───── Entries ─────

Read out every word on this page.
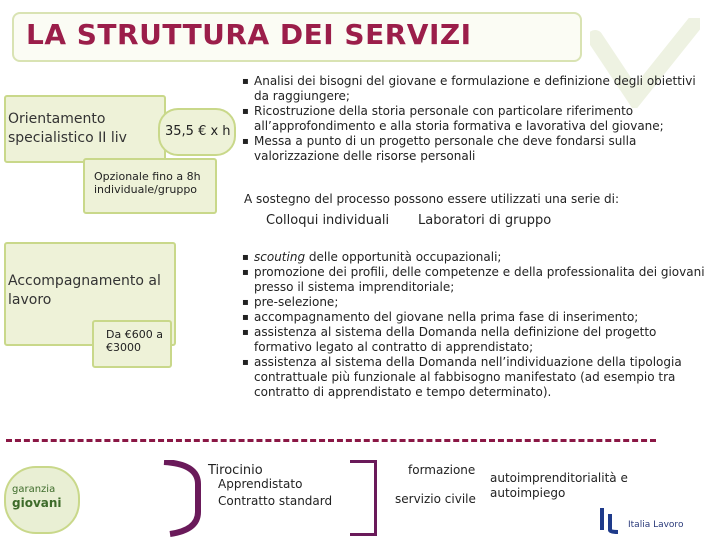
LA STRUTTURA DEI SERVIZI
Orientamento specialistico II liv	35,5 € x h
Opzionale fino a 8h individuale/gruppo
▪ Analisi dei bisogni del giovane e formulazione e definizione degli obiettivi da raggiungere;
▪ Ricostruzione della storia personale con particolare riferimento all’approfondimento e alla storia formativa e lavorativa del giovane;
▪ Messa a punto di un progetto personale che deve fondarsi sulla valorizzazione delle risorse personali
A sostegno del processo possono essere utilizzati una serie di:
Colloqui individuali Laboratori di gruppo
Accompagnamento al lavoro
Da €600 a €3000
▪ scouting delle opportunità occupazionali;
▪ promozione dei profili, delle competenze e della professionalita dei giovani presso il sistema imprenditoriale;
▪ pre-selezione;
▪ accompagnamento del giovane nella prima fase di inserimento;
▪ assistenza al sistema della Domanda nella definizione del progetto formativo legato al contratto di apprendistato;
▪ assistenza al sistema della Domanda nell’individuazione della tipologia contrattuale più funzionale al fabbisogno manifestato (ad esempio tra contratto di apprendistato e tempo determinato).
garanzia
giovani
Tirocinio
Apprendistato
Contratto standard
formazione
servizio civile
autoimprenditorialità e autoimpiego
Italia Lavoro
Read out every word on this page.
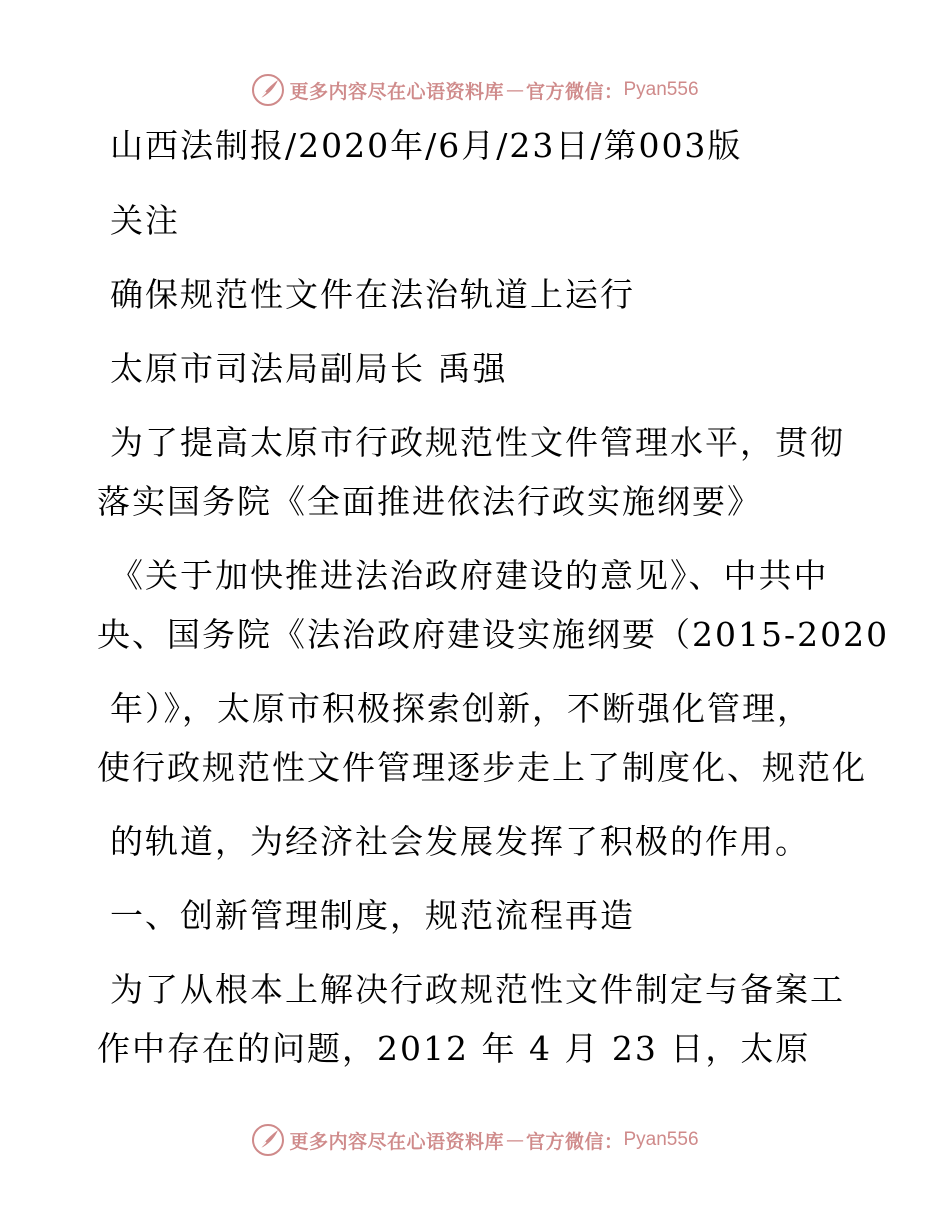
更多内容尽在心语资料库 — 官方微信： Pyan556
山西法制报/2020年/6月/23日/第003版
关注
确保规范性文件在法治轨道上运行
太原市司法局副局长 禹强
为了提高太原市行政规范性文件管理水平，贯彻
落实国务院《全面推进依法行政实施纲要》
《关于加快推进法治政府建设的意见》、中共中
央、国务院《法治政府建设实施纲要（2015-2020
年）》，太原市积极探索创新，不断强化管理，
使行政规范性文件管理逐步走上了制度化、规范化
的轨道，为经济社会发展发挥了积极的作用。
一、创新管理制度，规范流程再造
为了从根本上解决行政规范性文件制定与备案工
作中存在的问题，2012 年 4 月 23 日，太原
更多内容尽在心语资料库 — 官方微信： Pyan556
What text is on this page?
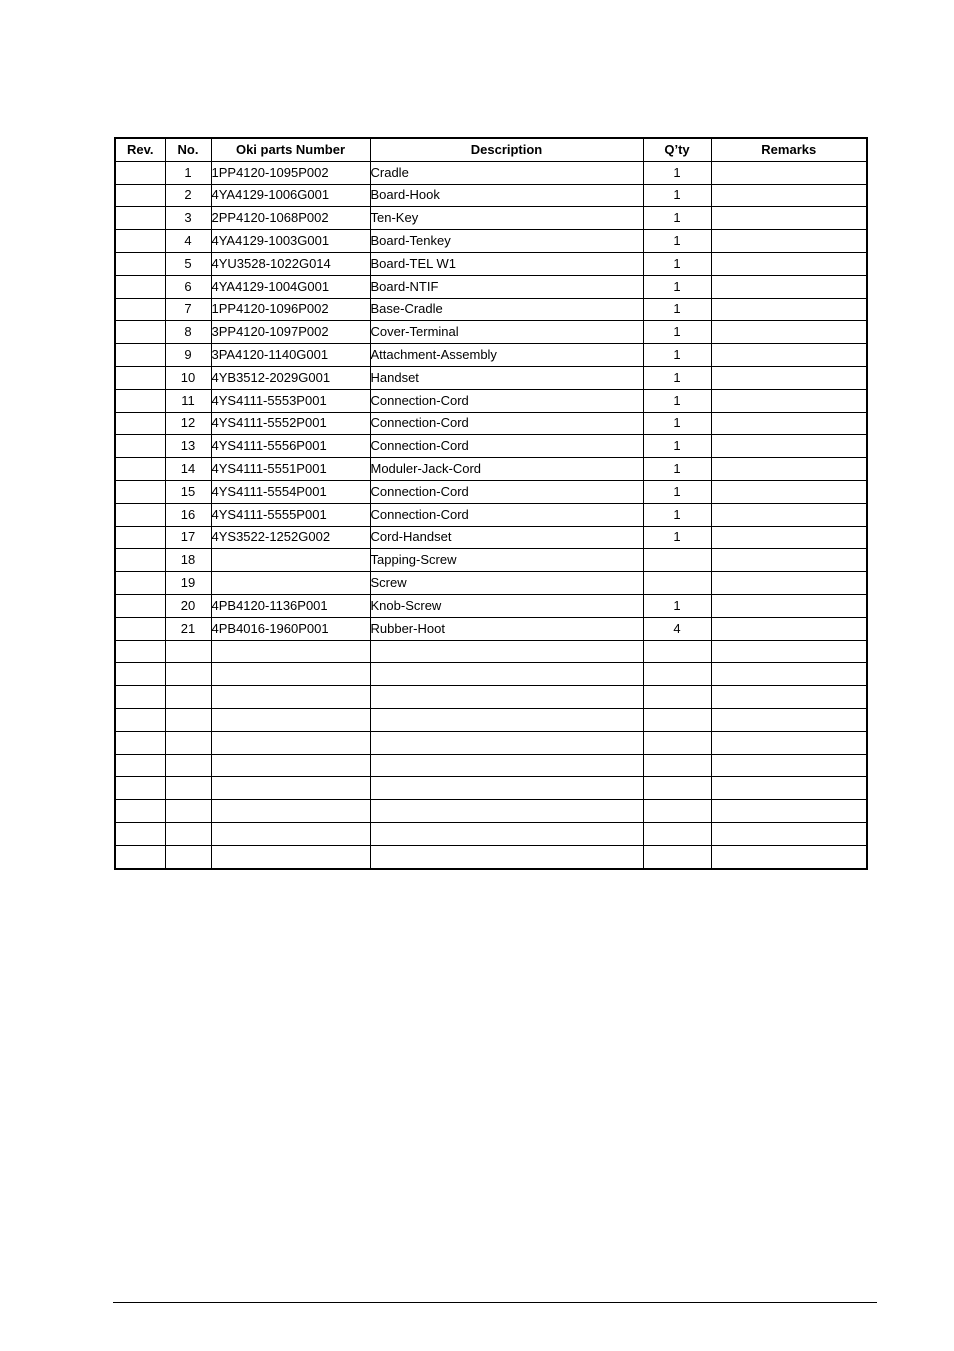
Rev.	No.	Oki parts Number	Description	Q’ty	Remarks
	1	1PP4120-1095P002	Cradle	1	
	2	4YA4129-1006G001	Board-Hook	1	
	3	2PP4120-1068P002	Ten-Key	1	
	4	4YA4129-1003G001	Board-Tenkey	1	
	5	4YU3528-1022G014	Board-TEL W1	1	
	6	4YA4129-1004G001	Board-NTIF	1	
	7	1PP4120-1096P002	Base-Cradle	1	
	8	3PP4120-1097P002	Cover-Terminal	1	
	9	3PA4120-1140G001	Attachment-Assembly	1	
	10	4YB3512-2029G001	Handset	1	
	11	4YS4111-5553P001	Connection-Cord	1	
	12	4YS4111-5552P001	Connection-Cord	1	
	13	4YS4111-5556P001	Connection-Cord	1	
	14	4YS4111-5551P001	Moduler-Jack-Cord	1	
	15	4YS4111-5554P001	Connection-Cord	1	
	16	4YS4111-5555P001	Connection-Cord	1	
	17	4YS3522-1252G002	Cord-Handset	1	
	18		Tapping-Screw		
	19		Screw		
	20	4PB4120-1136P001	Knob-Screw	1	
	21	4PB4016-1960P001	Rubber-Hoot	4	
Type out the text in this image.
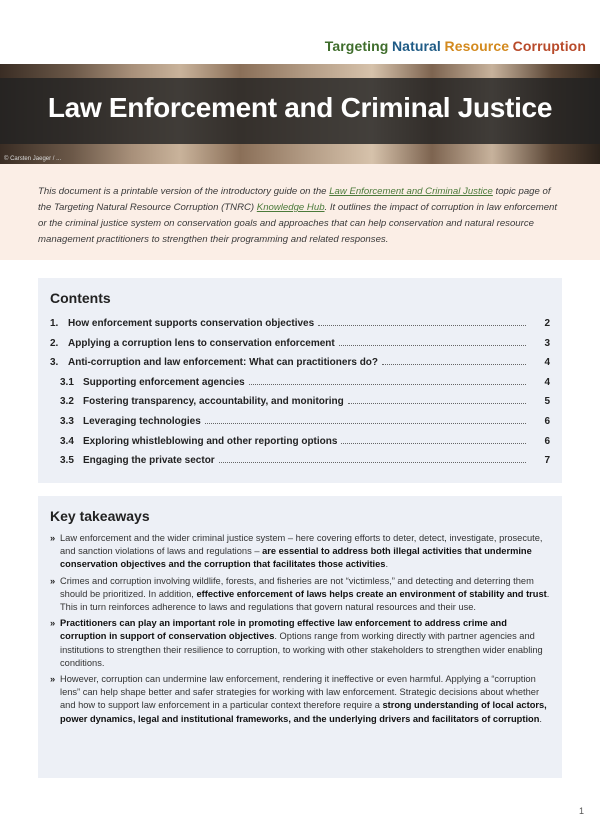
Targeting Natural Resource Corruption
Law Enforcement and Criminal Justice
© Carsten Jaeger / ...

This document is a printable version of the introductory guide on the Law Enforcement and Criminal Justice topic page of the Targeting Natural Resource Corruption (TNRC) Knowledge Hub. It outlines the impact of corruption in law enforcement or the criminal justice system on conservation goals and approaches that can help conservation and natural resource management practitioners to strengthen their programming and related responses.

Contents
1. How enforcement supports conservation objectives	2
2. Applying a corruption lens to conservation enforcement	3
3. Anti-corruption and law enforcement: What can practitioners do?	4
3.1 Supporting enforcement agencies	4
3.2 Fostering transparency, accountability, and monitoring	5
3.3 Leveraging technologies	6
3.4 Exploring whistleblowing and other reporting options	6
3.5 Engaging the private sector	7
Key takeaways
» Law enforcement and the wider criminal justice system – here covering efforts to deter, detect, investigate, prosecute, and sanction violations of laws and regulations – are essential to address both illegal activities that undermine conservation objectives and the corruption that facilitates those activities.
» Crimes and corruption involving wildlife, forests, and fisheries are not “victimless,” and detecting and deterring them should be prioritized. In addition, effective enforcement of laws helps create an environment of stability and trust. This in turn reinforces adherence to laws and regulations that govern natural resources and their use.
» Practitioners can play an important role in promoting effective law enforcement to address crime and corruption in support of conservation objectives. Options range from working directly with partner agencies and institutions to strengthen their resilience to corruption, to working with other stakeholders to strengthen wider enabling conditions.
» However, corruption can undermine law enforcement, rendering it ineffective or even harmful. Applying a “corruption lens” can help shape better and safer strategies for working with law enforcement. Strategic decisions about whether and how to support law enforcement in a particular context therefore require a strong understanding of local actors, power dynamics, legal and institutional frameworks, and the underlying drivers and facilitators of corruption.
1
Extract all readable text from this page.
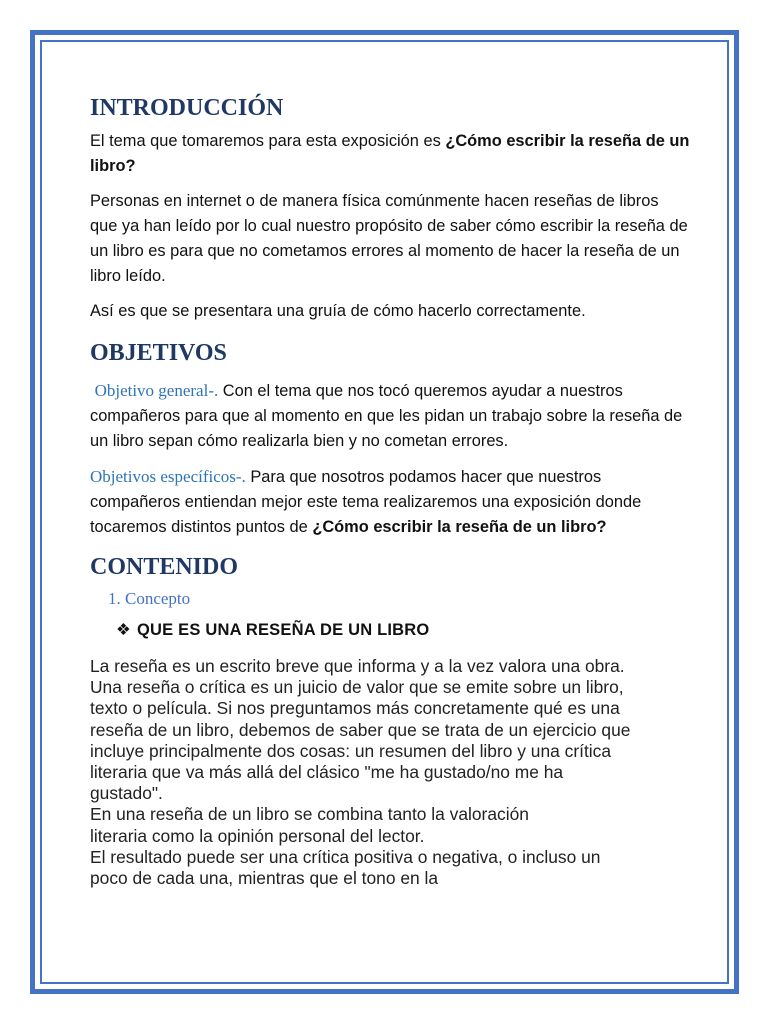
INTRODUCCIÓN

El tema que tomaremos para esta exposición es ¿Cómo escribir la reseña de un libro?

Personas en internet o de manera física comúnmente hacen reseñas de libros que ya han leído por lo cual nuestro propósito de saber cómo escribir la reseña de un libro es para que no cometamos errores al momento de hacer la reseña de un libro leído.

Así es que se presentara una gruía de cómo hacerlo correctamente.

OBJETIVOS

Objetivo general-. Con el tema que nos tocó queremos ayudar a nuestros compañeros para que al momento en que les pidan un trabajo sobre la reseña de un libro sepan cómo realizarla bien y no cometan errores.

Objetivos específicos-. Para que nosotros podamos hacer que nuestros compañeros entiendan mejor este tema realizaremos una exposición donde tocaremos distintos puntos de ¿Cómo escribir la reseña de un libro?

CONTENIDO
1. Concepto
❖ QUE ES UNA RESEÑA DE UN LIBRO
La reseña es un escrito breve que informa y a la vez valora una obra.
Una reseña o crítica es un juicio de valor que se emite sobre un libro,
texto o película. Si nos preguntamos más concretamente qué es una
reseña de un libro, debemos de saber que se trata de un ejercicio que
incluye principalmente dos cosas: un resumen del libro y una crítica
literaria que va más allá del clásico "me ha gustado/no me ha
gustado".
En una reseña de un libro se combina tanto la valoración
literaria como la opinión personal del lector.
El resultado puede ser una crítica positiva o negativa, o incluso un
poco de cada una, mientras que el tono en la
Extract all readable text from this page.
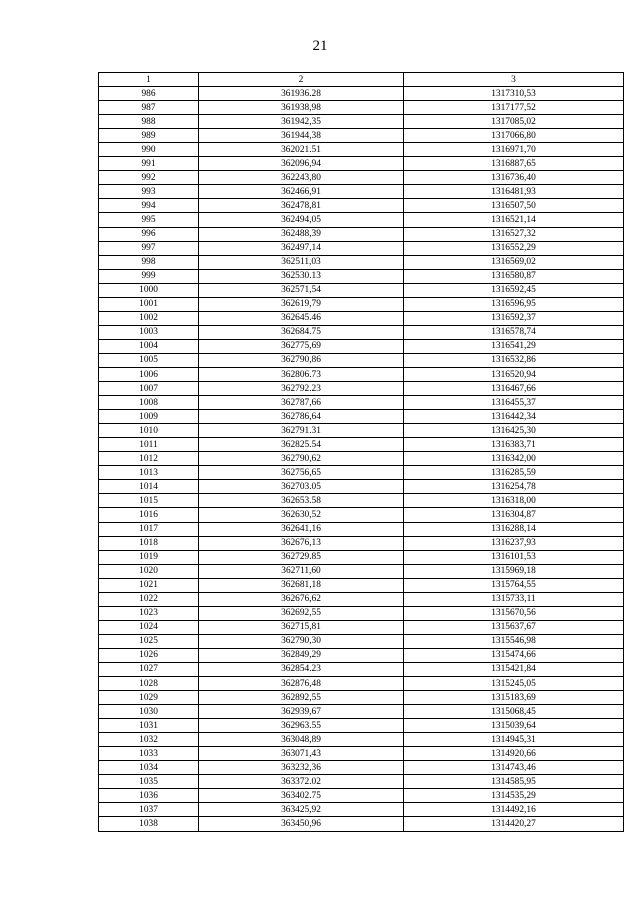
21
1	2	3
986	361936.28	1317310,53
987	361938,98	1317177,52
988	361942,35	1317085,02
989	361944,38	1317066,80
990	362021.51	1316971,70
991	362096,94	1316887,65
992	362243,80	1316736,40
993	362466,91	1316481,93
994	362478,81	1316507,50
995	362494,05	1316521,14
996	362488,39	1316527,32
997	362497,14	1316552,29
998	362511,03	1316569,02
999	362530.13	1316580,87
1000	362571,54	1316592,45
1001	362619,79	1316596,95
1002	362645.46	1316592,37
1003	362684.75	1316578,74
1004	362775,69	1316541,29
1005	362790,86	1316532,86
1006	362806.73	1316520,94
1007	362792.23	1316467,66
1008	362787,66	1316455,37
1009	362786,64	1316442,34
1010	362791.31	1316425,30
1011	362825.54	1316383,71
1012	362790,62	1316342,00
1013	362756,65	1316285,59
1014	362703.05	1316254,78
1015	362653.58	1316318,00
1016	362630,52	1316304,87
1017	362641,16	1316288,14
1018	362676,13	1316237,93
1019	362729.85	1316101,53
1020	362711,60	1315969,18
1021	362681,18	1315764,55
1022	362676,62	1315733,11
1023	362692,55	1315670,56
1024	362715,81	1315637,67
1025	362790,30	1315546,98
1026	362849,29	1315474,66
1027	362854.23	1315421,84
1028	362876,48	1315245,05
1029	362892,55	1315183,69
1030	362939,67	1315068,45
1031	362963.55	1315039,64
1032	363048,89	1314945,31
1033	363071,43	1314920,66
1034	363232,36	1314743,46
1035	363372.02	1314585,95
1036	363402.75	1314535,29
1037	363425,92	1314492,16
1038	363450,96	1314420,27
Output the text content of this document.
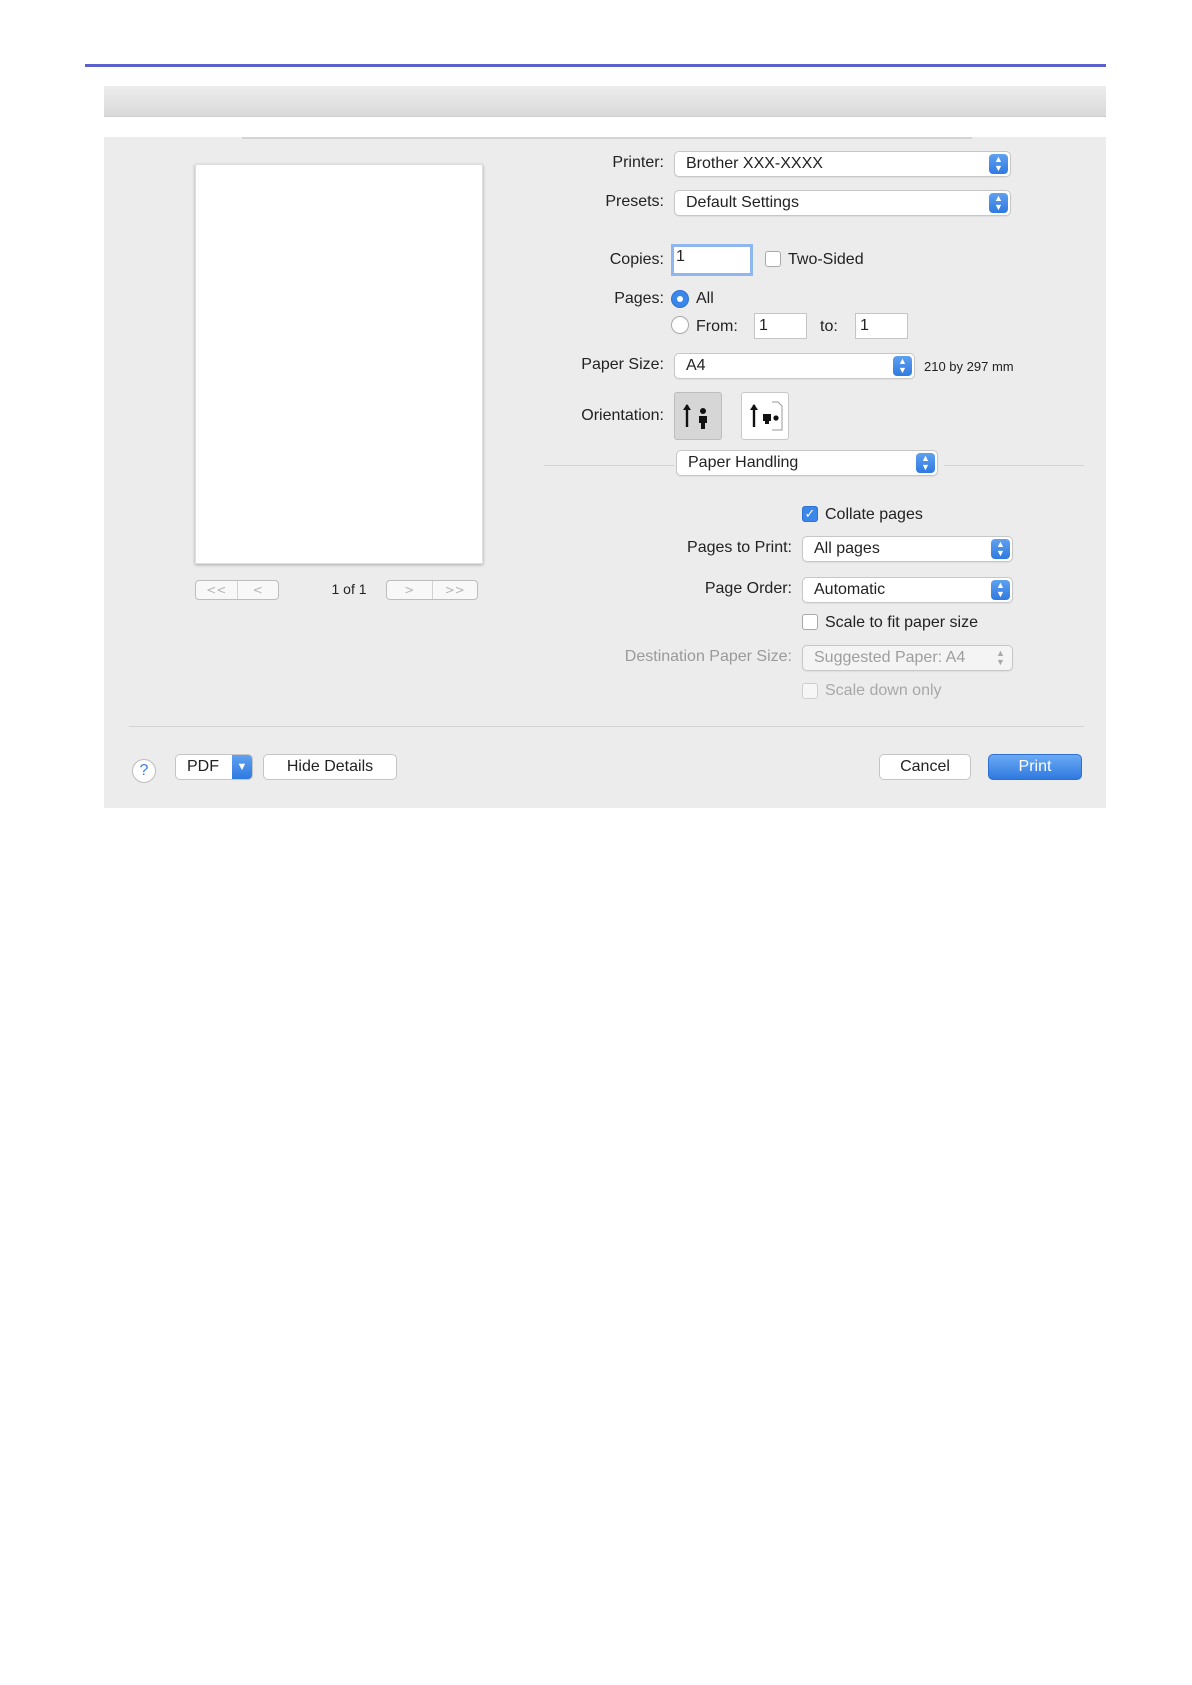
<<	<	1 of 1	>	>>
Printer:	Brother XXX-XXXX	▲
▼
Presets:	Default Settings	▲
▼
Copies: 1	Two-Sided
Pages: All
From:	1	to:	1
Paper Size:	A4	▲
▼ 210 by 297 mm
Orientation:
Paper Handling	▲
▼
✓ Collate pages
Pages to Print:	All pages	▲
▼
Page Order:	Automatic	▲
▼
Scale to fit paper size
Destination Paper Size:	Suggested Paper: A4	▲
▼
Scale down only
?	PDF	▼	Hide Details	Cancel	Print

─────

The request
Search the entries for the word "nuestros" and pick out every line that holds it.

Result of this exercise
Objetivo general-. Con el tema que nos tocó queremos ayudar a nuestros compañeros para que al momento en que les pidan un trabajo sobre la reseña de un libro sepan cómo realizarla bien y no cometan errores.
Objetivos específicos-. Para que nosotros podamos hacer que nuestros compañeros entiendan mejor este tema realizaremos una exposición donde tocaremos distintos puntos de ¿Cómo escribir la reseña de un libro?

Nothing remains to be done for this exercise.